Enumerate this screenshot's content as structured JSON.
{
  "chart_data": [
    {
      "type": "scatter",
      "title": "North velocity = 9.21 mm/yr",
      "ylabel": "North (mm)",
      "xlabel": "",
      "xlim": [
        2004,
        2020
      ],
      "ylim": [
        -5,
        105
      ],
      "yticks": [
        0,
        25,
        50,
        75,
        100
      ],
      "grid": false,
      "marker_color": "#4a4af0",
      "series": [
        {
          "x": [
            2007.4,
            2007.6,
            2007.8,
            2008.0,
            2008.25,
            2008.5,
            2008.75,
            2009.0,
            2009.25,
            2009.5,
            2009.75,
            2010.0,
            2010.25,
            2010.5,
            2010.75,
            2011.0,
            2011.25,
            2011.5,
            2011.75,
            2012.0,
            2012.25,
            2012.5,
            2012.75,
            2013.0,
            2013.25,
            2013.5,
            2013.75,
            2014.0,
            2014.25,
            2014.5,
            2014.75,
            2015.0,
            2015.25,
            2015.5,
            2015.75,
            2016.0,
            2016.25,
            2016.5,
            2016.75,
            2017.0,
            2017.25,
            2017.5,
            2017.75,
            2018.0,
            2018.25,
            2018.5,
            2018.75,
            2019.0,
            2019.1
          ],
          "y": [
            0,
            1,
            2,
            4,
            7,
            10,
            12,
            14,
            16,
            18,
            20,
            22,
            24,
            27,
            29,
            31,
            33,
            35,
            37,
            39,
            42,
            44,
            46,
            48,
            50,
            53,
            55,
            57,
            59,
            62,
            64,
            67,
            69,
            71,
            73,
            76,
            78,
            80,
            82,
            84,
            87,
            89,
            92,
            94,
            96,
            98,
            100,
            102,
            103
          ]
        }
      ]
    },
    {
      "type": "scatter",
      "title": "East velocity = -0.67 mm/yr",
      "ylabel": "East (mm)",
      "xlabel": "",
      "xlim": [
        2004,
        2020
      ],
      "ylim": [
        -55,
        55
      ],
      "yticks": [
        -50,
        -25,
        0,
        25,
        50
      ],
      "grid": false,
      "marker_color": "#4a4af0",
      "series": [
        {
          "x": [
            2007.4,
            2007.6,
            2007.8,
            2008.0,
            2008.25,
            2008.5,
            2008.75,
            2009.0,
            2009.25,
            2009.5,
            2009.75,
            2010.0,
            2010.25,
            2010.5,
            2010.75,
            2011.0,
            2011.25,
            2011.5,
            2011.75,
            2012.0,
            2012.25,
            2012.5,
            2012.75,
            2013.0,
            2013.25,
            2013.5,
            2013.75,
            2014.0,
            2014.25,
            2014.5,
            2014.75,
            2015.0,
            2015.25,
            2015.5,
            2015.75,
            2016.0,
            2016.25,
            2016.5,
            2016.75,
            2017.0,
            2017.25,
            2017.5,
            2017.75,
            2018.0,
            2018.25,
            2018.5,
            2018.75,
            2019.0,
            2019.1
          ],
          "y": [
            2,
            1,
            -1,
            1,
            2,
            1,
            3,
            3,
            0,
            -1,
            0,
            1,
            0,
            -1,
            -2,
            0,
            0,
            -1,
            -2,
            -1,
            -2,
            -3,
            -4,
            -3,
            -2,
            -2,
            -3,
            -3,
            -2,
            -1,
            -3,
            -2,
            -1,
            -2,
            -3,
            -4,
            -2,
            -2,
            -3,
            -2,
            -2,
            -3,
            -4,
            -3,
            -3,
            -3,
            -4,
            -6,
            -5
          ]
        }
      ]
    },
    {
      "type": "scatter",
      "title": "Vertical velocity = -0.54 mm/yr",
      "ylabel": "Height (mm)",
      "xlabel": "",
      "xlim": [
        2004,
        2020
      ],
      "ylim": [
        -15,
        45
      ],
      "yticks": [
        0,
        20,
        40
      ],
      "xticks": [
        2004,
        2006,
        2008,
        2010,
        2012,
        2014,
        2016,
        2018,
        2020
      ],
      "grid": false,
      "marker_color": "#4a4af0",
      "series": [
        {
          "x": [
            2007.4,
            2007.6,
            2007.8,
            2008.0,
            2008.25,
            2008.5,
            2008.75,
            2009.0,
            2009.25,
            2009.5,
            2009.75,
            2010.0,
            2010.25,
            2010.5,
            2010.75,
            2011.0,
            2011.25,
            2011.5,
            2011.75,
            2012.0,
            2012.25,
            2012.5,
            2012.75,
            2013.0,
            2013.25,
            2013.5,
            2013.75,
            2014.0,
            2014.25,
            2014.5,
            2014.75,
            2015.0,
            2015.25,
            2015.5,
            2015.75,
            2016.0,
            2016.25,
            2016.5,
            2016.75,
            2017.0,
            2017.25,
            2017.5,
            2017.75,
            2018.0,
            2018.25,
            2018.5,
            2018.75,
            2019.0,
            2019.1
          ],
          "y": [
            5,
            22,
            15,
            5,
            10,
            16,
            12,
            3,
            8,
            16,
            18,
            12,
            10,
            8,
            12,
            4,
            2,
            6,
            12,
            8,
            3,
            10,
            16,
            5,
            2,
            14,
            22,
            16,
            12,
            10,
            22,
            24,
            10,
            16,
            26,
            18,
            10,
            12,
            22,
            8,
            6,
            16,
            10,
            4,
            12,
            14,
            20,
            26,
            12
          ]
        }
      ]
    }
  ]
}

==*==

* _Set problem_:
Your task is to repeat each line of the material exactly.

* _Written answer_:
Enumerate this screenshot's content as structured JSON.
{
  "chart_data": [
    {
      "type": "scatter",
      "title": "North velocity = 9.21 mm/yr",
      "ylabel": "North (mm)",
      "xlabel": "",
      "xlim": [
        2004,
        2020
      ],
      "ylim": [
        -5,
        105
      ],
      "yticks": [
        0,
        25,
        50,
        75,
        100
      ],
      "grid": false,
      "marker_color": "#4a4af0",
      "series": [
        {
          "x": [
            2007.4,
            2007.6,
            2007.8,
            2008.0,
            2008.25,
            2008.5,
            2008.75,
            2009.0,
            2009.25,
            2009.5,
            2009.75,
            2010.0,
            2010.25,
            2010.5,
            2010.75,
            2011.0,
            2011.25,
            2011.5,
            2011.75,
            2012.0,
            2012.25,
            2012.5,
            2012.75,
            2013.0,
            2013.25,
            2013.5,
            2013.75,
            2014.0,
            2014.25,
            2014.5,
            2014.75,
            2015.0,
            2015.25,
            2015.5,
            2015.75,
            2016.0,
            2016.25,
            2016.5,
            2016.75,
            2017.0,
            2017.25,
            2017.5,
            2017.75,
            2018.0,
            2018.25,
            2018.5,
            2018.75,
            2019.0,
            2019.1
          ],
          "y": [
            0,
            1,
            2,
            4,
            7,
            10,
            12,
            14,
            16,
            18,
            20,
            22,
            24,
            27,
            29,
            31,
            33,
            35,
            37,
            39,
            42,
            44,
            46,
            48,
            50,
            53,
            55,
            57,
            59,
            62,
            64,
            67,
            69,
            71,
            73,
            76,
            78,
            80,
            82,
            84,
            87,
            89,
            92,
            94,
            96,
            98,
            100,
            102,
            103
          ]
        }
      ]
    },
    {
      "type": "scatter",
      "title": "East velocity = -0.67 mm/yr",
      "ylabel": "East (mm)",
      "xlabel": "",
      "xlim": [
        2004,
        2020
      ],
      "ylim": [
        -55,
        55
      ],
      "yticks": [
        -50,
        -25,
        0,
        25,
        50
      ],
      "grid": false,
      "marker_color": "#4a4af0",
      "series": [
        {
          "x": [
            2007.4,
            2007.6,
            2007.8,
            2008.0,
            2008.25,
            2008.5,
            2008.75,
            2009.0,
            2009.25,
            2009.5,
            2009.75,
            2010.0,
            2010.25,
            2010.5,
            2010.75,
            2011.0,
            2011.25,
            2011.5,
            2011.75,
            2012.0,
            2012.25,
            2012.5,
            2012.75,
            2013.0,
            2013.25,
            2013.5,
            2013.75,
            2014.0,
            2014.25,
            2014.5,
            2014.75,
            2015.0,
            2015.25,
            2015.5,
            2015.75,
            2016.0,
            2016.25,
            2016.5,
            2016.75,
            2017.0,
            2017.25,
            2017.5,
            2017.75,
            2018.0,
            2018.25,
            2018.5,
            2018.75,
            2019.0,
            2019.1
          ],
          "y": [
            2,
            1,
            -1,
            1,
            2,
            1,
            3,
            3,
            0,
            -1,
            0,
            1,
            0,
            -1,
            -2,
            0,
            0,
            -1,
            -2,
            -1,
            -2,
            -3,
            -4,
            -3,
            -2,
            -2,
            -3,
            -3,
            -2,
            -1,
            -3,
            -2,
            -1,
            -2,
            -3,
            -4,
            -2,
            -2,
            -3,
            -2,
            -2,
            -3,
            -4,
            -3,
            -3,
            -3,
            -4,
            -6,
            -5
          ]
        }
      ]
    },
    {
      "type": "scatter",
      "title": "Vertical velocity = -0.54 mm/yr",
      "ylabel": "Height (mm)",
      "xlabel": "",
      "xlim": [
        2004,
        2020
      ],
      "ylim": [
        -15,
        45
      ],
      "yticks": [
        0,
        20,
        40
      ],
      "xticks": [
        2004,
        2006,
        2008,
        2010,
        2012,
        2014,
        2016,
        2018,
        2020
      ],
      "grid": false,
      "marker_color": "#4a4af0",
      "series": [
        {
          "x": [
            2007.4,
            2007.6,
            2007.8,
            2008.0,
            2008.25,
            2008.5,
            2008.75,
            2009.0,
            2009.25,
            2009.5,
            2009.75,
            2010.0,
            2010.25,
            2010.5,
            2010.75,
            2011.0,
            2011.25,
            2011.5,
            2011.75,
            2012.0,
            2012.25,
            2012.5,
            2012.75,
            2013.0,
            2013.25,
            2013.5,
            2013.75,
            2014.0,
            2014.25,
            2014.5,
            2014.75,
            2015.0,
            2015.25,
            2015.5,
            2015.75,
            2016.0,
            2016.25,
            2016.5,
            2016.75,
            2017.0,
            2017.25,
            2017.5,
            2017.75,
            2018.0,
            2018.25,
            2018.5,
            2018.75,
            2019.0,
            2019.1
          ],
          "y": [
            5,
            22,
            15,
            5,
            10,
            16,
            12,
            3,
            8,
            16,
            18,
            12,
            10,
            8,
            12,
            4,
            2,
            6,
            12,
            8,
            3,
            10,
            16,
            5,
            2,
            14,
            22,
            16,
            12,
            10,
            22,
            24,
            10,
            16,
            26,
            18,
            10,
            12,
            22,
            8,
            6,
            16,
            10,
            4,
            12,
            14,
            20,
            26,
            12
          ]
        }
      ]
    }
  ]
}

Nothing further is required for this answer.